__TASK DIRECTIONS__.
Print the entries below word for word; the pictures stay out of your copy.

◆ ◆ ◆ ◆ ◆ ◆ ◆

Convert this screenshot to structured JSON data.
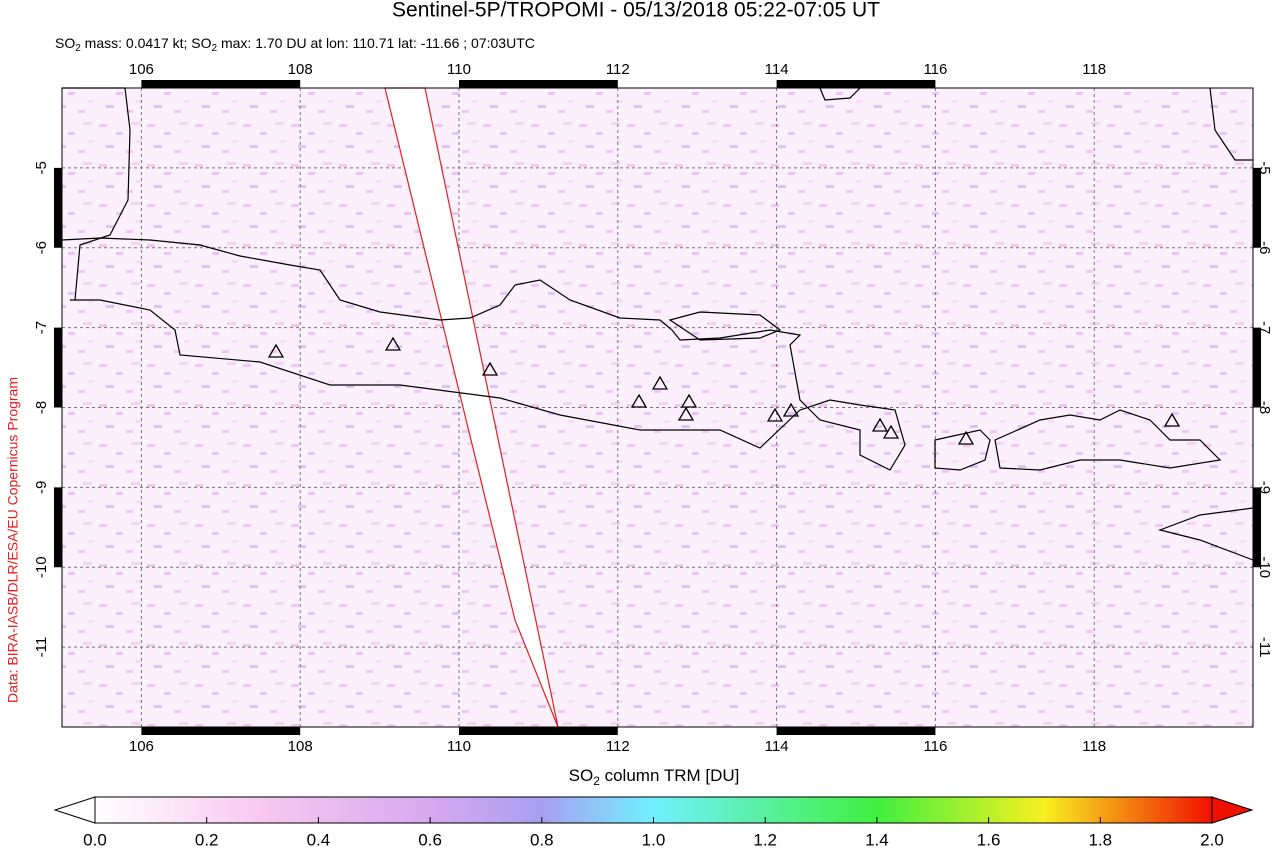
{
  "map": {
    "title": "Sentinel-5P/TROPOMI - 05/13/2018 05:22-07:05 UT",
    "subtitle": [
      "SO",
      "2",
      " mass: 0.0417 kt; SO",
      "2",
      " max: 1.70 DU at lon: 110.71 lat: -11.66 ; 07:03UTC"
    ],
    "credit": "Data: BIRA-IASB/DLR/ESA/EU Copernicus Program",
    "lonlim": [
      105,
      120
    ],
    "latlim": [
      -12,
      -4
    ],
    "lonticks": [
      106,
      108,
      110,
      112,
      114,
      116,
      118
    ],
    "latticks": [
      -5,
      -6,
      -7,
      -8,
      -9,
      -10,
      -11
    ],
    "colorbar": {
      "label": [
        "SO",
        "2",
        " column TRM [DU]"
      ],
      "lim": [
        0,
        2
      ],
      "ticks": [
        {
          "value": 0,
          "label": "0.0"
        },
        {
          "value": 0.2,
          "label": "0.2"
        },
        {
          "value": 0.4,
          "label": "0.4"
        },
        {
          "value": 0.6,
          "label": "0.6"
        },
        {
          "value": 0.8,
          "label": "0.8"
        },
        {
          "value": 1,
          "label": "1.0"
        },
        {
          "value": 1.2,
          "label": "1.2"
        },
        {
          "value": 1.4,
          "label": "1.4"
        },
        {
          "value": 1.6,
          "label": "1.6"
        },
        {
          "value": 1.8,
          "label": "1.8"
        },
        {
          "value": 2,
          "label": "2.0"
        }
      ]
    }
  }
}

◆ ◆ ◆ ◆ ◆ ◆ ◆

__SOLVED PROBLEM__.
Convert this screenshot to structured JSON data.
{
  "map": {
    "title": "Sentinel-5P/TROPOMI - 05/13/2018 05:22-07:05 UT",
    "subtitle": [
      "SO",
      "2",
      " mass: 0.0417 kt; SO",
      "2",
      " max: 1.70 DU at lon: 110.71 lat: -11.66 ; 07:03UTC"
    ],
    "credit": "Data: BIRA-IASB/DLR/ESA/EU Copernicus Program",
    "lonlim": [
      105,
      120
    ],
    "latlim": [
      -12,
      -4
    ],
    "lonticks": [
      106,
      108,
      110,
      112,
      114,
      116,
      118
    ],
    "latticks": [
      -5,
      -6,
      -7,
      -8,
      -9,
      -10,
      -11
    ],
    "colorbar": {
      "label": [
        "SO",
        "2",
        " column TRM [DU]"
      ],
      "lim": [
        0,
        2
      ],
      "ticks": [
        {
          "value": 0,
          "label": "0.0"
        },
        {
          "value": 0.2,
          "label": "0.2"
        },
        {
          "value": 0.4,
          "label": "0.4"
        },
        {
          "value": 0.6,
          "label": "0.6"
        },
        {
          "value": 0.8,
          "label": "0.8"
        },
        {
          "value": 1,
          "label": "1.0"
        },
        {
          "value": 1.2,
          "label": "1.2"
        },
        {
          "value": 1.4,
          "label": "1.4"
        },
        {
          "value": 1.6,
          "label": "1.6"
        },
        {
          "value": 1.8,
          "label": "1.8"
        },
        {
          "value": 2,
          "label": "2.0"
        }
      ]
    }
  }
}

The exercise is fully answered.